**Data for processing**

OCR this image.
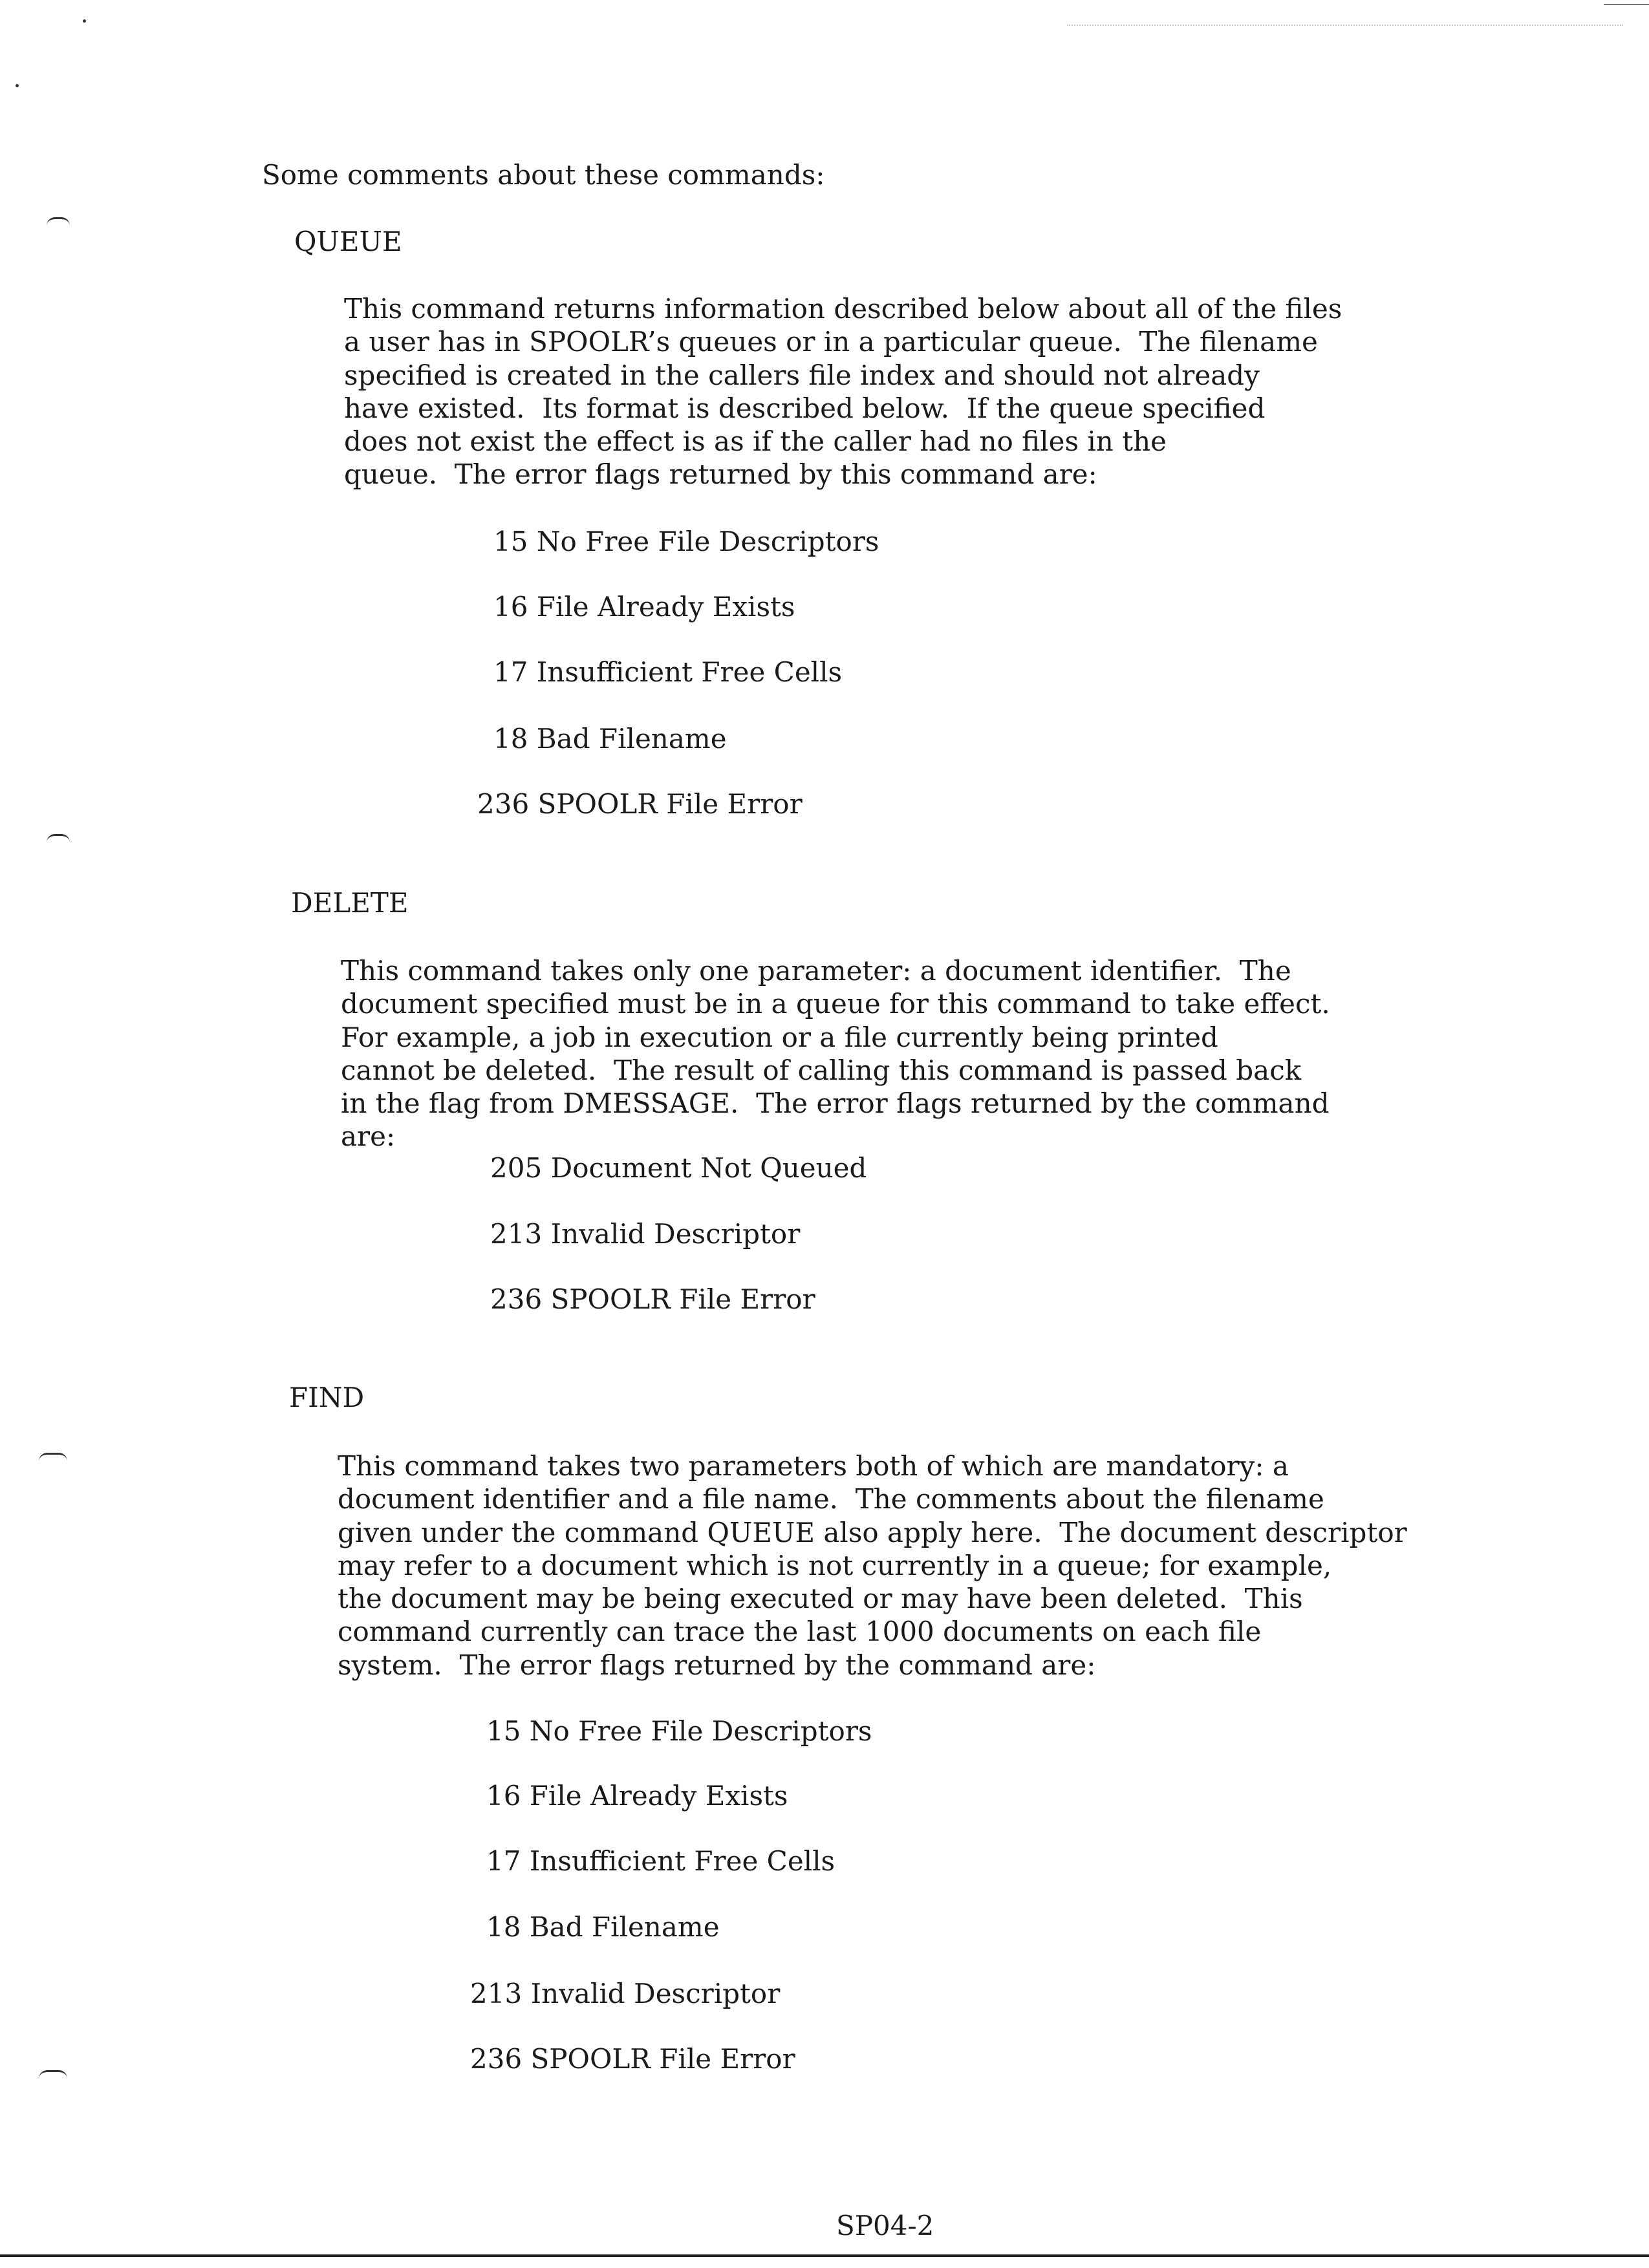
Some comments about these commands:
QUEUE
This command returns information described below about all of the files
a user has in SPOOLR’s queues or in a particular queue.  The filename
specified is created in the callers file index and should not already
have existed.  Its format is described below.  If the queue specified
does not exist the effect is as if the caller had no files in the
queue.  The error flags returned by this command are:
15 No Free File Descriptors
16 File Already Exists
17 Insufficient Free Cells
18 Bad Filename
236 SPOOLR File Error
DELETE
This command takes only one parameter: a document identifier.  The
document specified must be in a queue for this command to take effect.
For example, a job in execution or a file currently being printed
cannot be deleted.  The result of calling this command is passed back
in the flag from DMESSAGE.  The error flags returned by the command
are:
205 Document Not Queued
213 Invalid Descriptor
236 SPOOLR File Error
FIND
This command takes two parameters both of which are mandatory: a
document identifier and a file name.  The comments about the filename
given under the command QUEUE also apply here.  The document descriptor
may refer to a document which is not currently in a queue; for example,
the document may be being executed or may have been deleted.  This
command currently can trace the last 1000 documents on each file
system.  The error flags returned by the command are:
15 No Free File Descriptors
16 File Already Exists
17 Insufficient Free Cells
18 Bad Filename
213 Invalid Descriptor
236 SPOOLR File Error
SP04-2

**Problem to work on**
Reproduce each entry precisely; the pictures stay out.

**Exercise response**
OCR this image.
Some comments about these commands:
QUEUE
This command returns information described below about all of the files
a user has in SPOOLR’s queues or in a particular queue.  The filename
specified is created in the callers file index and should not already
have existed.  Its format is described below.  If the queue specified
does not exist the effect is as if the caller had no files in the
queue.  The error flags returned by this command are:
15 No Free File Descriptors
16 File Already Exists
17 Insufficient Free Cells
18 Bad Filename
236 SPOOLR File Error
DELETE
This command takes only one parameter: a document identifier.  The
document specified must be in a queue for this command to take effect.
For example, a job in execution or a file currently being printed
cannot be deleted.  The result of calling this command is passed back
in the flag from DMESSAGE.  The error flags returned by the command
are:
205 Document Not Queued
213 Invalid Descriptor
236 SPOOLR File Error
FIND
This command takes two parameters both of which are mandatory: a
document identifier and a file name.  The comments about the filename
given under the command QUEUE also apply here.  The document descriptor
may refer to a document which is not currently in a queue; for example,
the document may be being executed or may have been deleted.  This
command currently can trace the last 1000 documents on each file
system.  The error flags returned by the command are:
15 No Free File Descriptors
16 File Already Exists
17 Insufficient Free Cells
18 Bad Filename
213 Invalid Descriptor
236 SPOOLR File Error
SP04-2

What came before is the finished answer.